**Work instructions**:
Could you transcribe every record below exactly as written, leaving out any pictures?

============

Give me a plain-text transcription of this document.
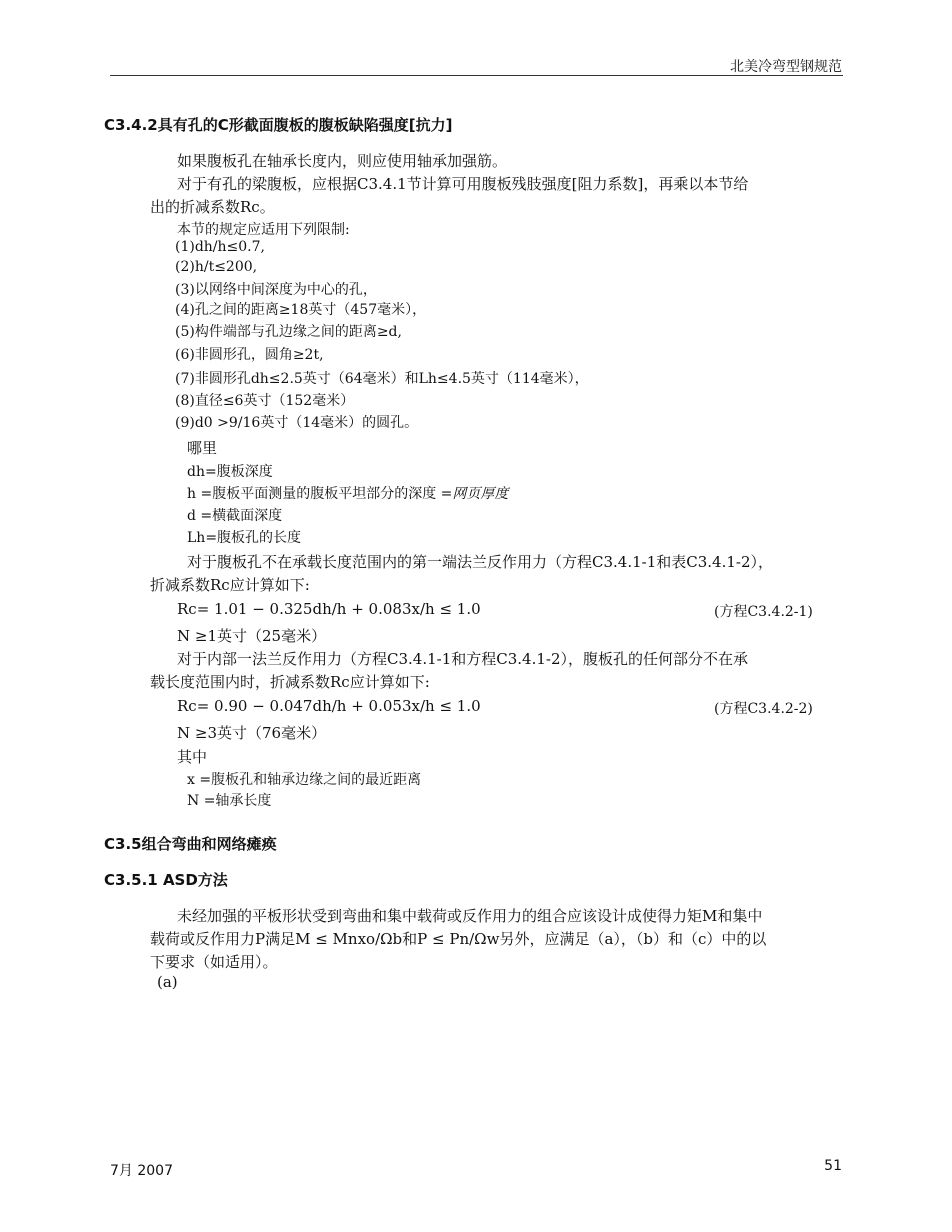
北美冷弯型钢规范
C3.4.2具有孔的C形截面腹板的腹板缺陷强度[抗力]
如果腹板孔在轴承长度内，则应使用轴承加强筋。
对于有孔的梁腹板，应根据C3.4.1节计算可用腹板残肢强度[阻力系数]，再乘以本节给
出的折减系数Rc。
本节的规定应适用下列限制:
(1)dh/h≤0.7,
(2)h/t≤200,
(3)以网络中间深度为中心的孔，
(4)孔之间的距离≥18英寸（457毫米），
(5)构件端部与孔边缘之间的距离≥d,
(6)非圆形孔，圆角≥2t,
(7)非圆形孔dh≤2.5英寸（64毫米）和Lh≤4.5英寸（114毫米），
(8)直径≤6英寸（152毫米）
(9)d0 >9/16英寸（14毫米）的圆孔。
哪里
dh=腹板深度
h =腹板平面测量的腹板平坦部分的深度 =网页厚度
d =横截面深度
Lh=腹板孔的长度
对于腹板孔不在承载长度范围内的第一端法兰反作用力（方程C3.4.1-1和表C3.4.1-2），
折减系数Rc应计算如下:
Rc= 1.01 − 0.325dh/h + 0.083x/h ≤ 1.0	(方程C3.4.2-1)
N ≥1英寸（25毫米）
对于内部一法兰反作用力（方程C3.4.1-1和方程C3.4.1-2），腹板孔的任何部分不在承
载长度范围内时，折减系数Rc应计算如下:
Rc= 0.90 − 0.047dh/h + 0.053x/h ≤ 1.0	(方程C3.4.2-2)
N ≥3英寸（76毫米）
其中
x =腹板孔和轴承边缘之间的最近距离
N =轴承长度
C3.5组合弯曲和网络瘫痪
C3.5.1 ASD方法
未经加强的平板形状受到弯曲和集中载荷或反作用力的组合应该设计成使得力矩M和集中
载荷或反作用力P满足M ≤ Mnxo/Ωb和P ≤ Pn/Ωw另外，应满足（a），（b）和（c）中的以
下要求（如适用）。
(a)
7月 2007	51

============

**Answer to the task**:
Give me a plain-text transcription of this document.
北美冷弯型钢规范
C3.4.2具有孔的C形截面腹板的腹板缺陷强度[抗力]
如果腹板孔在轴承长度内，则应使用轴承加强筋。
对于有孔的梁腹板，应根据C3.4.1节计算可用腹板残肢强度[阻力系数]，再乘以本节给
出的折减系数Rc。
本节的规定应适用下列限制:
(1)dh/h≤0.7,
(2)h/t≤200,
(3)以网络中间深度为中心的孔，
(4)孔之间的距离≥18英寸（457毫米），
(5)构件端部与孔边缘之间的距离≥d,
(6)非圆形孔，圆角≥2t,
(7)非圆形孔dh≤2.5英寸（64毫米）和Lh≤4.5英寸（114毫米），
(8)直径≤6英寸（152毫米）
(9)d0 >9/16英寸（14毫米）的圆孔。
哪里
dh=腹板深度
h =腹板平面测量的腹板平坦部分的深度 =网页厚度
d =横截面深度
Lh=腹板孔的长度
对于腹板孔不在承载长度范围内的第一端法兰反作用力（方程C3.4.1-1和表C3.4.1-2），
折减系数Rc应计算如下:
Rc= 1.01 − 0.325dh/h + 0.083x/h ≤ 1.0	(方程C3.4.2-1)
N ≥1英寸（25毫米）
对于内部一法兰反作用力（方程C3.4.1-1和方程C3.4.1-2），腹板孔的任何部分不在承
载长度范围内时，折减系数Rc应计算如下:
Rc= 0.90 − 0.047dh/h + 0.053x/h ≤ 1.0	(方程C3.4.2-2)
N ≥3英寸（76毫米）
其中
x =腹板孔和轴承边缘之间的最近距离
N =轴承长度
C3.5组合弯曲和网络瘫痪
C3.5.1 ASD方法
未经加强的平板形状受到弯曲和集中载荷或反作用力的组合应该设计成使得力矩M和集中
载荷或反作用力P满足M ≤ Mnxo/Ωb和P ≤ Pn/Ωw另外，应满足（a），（b）和（c）中的以
下要求（如适用）。
(a)
7月 2007	51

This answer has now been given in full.